**EXERCISE**
Count each line in which the word "Поиск" appears. Reply with the total and nothing more.

** BEGIN INPUT FOR THIS TASK **

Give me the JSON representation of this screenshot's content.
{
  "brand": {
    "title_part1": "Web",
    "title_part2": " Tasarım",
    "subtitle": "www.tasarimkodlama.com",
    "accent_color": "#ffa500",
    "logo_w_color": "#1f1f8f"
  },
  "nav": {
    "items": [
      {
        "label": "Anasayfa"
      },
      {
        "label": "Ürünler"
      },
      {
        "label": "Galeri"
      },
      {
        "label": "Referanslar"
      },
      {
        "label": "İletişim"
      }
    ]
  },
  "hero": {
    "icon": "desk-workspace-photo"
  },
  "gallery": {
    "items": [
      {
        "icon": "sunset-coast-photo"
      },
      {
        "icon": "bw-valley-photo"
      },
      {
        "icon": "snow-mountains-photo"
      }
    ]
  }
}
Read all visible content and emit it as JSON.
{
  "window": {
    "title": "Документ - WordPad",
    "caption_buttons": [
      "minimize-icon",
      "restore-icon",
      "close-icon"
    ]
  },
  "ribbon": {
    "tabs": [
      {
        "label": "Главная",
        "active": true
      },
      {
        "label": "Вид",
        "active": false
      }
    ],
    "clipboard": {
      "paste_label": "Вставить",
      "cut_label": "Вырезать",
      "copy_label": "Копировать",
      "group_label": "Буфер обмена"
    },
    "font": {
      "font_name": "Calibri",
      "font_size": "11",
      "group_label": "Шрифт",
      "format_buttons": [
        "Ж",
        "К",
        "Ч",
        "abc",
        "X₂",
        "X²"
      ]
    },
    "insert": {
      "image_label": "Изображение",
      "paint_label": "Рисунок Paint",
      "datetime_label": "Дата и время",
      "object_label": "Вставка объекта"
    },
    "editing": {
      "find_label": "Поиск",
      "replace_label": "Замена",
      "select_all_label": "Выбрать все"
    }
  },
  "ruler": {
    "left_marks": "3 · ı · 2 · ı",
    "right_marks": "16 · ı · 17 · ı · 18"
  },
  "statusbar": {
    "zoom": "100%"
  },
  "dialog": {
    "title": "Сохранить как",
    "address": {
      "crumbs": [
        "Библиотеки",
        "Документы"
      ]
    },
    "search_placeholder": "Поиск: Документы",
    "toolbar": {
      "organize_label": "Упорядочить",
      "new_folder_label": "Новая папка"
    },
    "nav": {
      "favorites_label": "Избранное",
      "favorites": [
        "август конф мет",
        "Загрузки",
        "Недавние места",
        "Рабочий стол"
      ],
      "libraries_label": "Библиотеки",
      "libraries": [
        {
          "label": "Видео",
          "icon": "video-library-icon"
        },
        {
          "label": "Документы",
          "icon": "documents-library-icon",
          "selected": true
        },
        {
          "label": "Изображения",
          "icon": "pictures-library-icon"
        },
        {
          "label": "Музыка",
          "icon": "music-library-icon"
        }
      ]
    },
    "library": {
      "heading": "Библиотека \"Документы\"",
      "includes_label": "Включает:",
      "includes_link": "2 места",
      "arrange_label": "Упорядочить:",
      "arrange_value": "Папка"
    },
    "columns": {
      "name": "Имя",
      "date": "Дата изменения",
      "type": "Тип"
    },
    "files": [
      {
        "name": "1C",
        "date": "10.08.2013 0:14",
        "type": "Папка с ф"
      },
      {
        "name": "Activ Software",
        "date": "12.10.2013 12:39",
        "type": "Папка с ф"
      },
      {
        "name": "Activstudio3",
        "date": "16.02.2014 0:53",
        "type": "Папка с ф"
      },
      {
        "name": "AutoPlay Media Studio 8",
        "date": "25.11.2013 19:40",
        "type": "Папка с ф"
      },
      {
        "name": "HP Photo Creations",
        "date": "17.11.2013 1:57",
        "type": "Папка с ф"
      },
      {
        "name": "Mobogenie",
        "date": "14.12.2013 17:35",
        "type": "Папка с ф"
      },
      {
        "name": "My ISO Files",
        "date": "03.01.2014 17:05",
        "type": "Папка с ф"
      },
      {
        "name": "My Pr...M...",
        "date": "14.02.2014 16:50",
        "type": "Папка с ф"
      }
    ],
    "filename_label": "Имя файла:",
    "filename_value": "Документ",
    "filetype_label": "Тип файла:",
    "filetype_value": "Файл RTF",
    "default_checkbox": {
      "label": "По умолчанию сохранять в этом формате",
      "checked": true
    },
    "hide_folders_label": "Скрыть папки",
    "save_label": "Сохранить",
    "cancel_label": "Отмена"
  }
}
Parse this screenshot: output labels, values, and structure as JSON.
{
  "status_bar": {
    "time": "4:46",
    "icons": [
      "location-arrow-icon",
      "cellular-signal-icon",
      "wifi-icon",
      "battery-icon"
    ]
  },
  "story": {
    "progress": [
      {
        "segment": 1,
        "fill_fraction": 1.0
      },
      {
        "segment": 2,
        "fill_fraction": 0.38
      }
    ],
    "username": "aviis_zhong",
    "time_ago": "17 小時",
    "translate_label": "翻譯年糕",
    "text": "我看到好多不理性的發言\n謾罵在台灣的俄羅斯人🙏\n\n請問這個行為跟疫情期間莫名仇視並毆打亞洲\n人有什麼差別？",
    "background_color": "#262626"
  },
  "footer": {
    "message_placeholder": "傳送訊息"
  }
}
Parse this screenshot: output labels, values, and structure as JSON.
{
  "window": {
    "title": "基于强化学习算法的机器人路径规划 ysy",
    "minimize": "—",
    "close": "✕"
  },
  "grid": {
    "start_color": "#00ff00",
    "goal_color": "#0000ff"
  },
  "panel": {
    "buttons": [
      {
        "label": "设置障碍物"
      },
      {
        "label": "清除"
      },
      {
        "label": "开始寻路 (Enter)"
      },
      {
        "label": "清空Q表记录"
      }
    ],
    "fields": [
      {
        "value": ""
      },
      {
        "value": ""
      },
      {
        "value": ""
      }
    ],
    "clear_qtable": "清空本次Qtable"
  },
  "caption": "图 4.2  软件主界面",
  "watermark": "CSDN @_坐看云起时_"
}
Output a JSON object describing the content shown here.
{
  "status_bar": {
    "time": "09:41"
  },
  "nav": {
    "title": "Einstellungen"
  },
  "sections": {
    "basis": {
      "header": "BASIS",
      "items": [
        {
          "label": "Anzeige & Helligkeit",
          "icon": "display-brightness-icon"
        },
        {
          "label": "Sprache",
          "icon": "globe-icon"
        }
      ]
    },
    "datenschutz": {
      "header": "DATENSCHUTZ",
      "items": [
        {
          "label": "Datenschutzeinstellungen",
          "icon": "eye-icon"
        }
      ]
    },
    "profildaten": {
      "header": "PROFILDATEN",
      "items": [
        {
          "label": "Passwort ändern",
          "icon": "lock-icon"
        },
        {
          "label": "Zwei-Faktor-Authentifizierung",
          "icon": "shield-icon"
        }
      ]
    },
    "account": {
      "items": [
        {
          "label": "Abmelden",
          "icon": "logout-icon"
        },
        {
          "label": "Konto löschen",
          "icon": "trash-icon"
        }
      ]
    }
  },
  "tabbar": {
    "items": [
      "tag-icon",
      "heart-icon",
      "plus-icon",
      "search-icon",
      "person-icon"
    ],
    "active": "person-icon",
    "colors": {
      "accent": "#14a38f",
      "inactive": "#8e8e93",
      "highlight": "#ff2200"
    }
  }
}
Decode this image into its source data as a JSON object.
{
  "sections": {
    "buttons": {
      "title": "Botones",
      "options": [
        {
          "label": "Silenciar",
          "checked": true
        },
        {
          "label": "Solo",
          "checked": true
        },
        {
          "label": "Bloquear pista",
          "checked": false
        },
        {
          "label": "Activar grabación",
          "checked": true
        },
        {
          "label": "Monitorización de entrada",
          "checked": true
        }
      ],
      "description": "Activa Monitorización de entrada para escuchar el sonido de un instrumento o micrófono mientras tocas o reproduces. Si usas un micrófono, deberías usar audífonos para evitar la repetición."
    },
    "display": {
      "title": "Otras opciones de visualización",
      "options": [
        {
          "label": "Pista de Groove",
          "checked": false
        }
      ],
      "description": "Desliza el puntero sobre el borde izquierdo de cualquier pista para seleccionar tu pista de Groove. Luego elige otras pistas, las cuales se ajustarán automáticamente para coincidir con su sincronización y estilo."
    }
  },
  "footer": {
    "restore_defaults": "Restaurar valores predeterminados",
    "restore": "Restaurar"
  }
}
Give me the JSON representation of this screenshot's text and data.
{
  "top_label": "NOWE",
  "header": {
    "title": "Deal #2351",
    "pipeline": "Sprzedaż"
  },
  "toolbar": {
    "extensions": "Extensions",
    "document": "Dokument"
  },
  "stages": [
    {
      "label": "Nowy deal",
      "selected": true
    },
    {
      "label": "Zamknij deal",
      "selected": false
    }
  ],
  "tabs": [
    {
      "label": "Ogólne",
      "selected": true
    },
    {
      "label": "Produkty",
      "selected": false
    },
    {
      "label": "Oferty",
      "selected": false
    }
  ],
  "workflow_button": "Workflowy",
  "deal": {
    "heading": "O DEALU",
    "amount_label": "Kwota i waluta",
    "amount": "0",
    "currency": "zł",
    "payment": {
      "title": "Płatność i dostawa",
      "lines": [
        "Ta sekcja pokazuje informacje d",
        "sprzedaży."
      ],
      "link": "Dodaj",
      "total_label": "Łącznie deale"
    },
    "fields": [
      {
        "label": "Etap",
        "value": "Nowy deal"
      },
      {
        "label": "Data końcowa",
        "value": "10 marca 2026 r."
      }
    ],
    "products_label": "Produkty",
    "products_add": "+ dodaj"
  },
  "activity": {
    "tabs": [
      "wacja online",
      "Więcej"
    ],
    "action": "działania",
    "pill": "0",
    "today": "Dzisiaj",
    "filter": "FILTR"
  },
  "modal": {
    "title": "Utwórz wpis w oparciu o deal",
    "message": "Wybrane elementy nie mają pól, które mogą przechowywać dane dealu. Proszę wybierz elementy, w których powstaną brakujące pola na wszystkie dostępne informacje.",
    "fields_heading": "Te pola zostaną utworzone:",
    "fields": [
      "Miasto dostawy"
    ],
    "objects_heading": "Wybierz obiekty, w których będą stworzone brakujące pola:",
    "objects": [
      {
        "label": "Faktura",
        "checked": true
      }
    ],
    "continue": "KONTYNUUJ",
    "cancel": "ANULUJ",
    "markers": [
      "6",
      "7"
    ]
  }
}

** END INPUT FOR THIS TASK **

**TASK OUTPUT**
2